> THE REQUEST
Each record below should be output verbatim, without pictures.

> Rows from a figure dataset

begin

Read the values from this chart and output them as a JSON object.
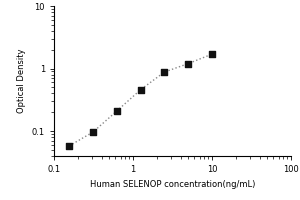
{
  "x_data": [
    0.156,
    0.313,
    0.625,
    1.25,
    2.5,
    5.0,
    10.0
  ],
  "y_data": [
    0.058,
    0.097,
    0.21,
    0.46,
    0.88,
    1.2,
    1.7
  ],
  "xlabel": "Human SELENOP concentration(ng/mL)",
  "ylabel": "Optical Density",
  "xlim": [
    0.1,
    100
  ],
  "ylim": [
    0.04,
    10
  ],
  "xticks": [
    0.1,
    1,
    10,
    100
  ],
  "yticks": [
    0.1,
    1,
    10
  ],
  "marker": "s",
  "marker_color": "#111111",
  "line_color": "#888888",
  "line_style": ":",
  "marker_size": 4,
  "line_width": 1.0,
  "tick_label_fontsize": 6,
  "axis_label_fontsize": 6,
  "background_color": "#ffffff"
}
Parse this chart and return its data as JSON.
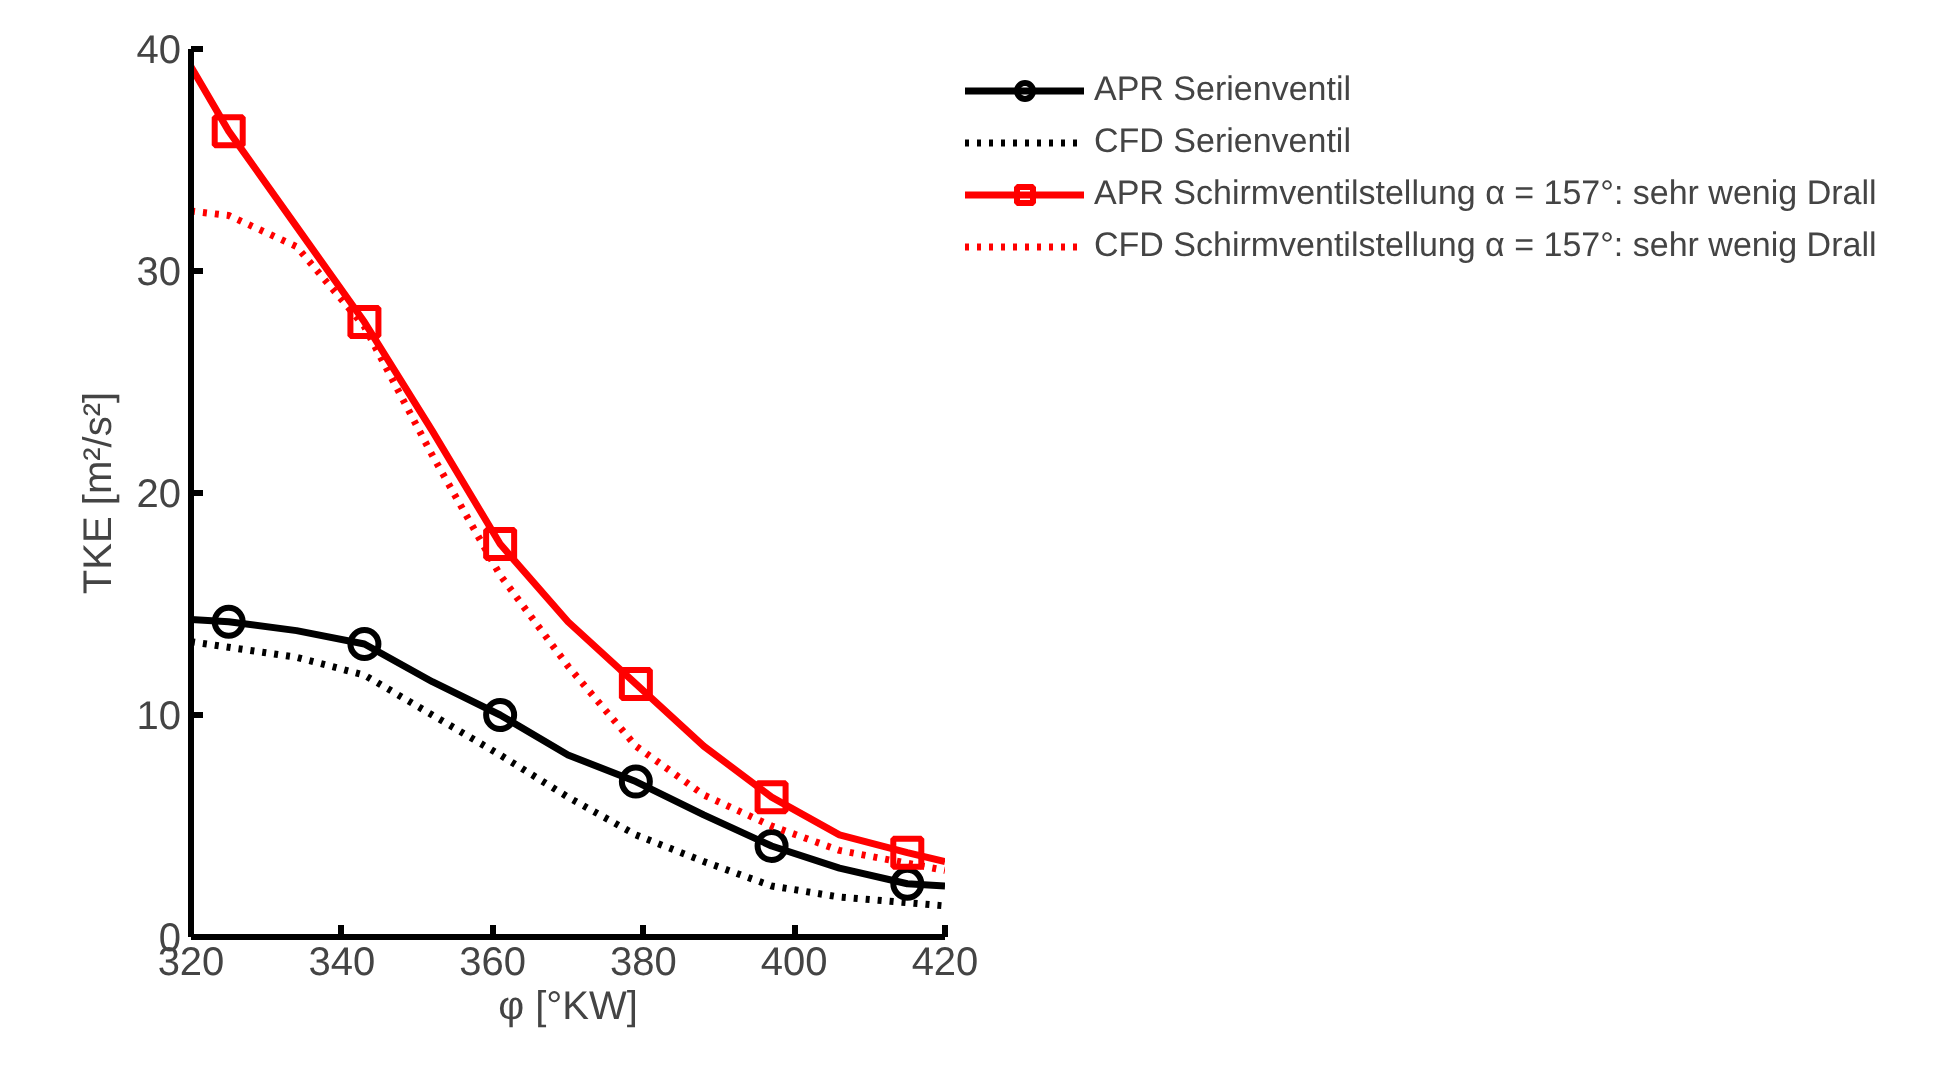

end

> CORRECT RESPONSE
Read the values from this chart and output them as a JSON object.
{
  "x_data": [
    0.156,
    0.313,
    0.625,
    1.25,
    2.5,
    5.0,
    10.0
  ],
  "y_data": [
    0.058,
    0.097,
    0.21,
    0.46,
    0.88,
    1.2,
    1.7
  ],
  "xlabel": "Human SELENOP concentration(ng/mL)",
  "ylabel": "Optical Density",
  "xlim": [
    0.1,
    100
  ],
  "ylim": [
    0.04,
    10
  ],
  "xticks": [
    0.1,
    1,
    10,
    100
  ],
  "yticks": [
    0.1,
    1,
    10
  ],
  "marker": "s",
  "marker_color": "#111111",
  "line_color": "#888888",
  "line_style": ":",
  "marker_size": 4,
  "line_width": 1.0,
  "tick_label_fontsize": 6,
  "axis_label_fontsize": 6,
  "background_color": "#ffffff"
}
Parse this chart and return its data as JSON.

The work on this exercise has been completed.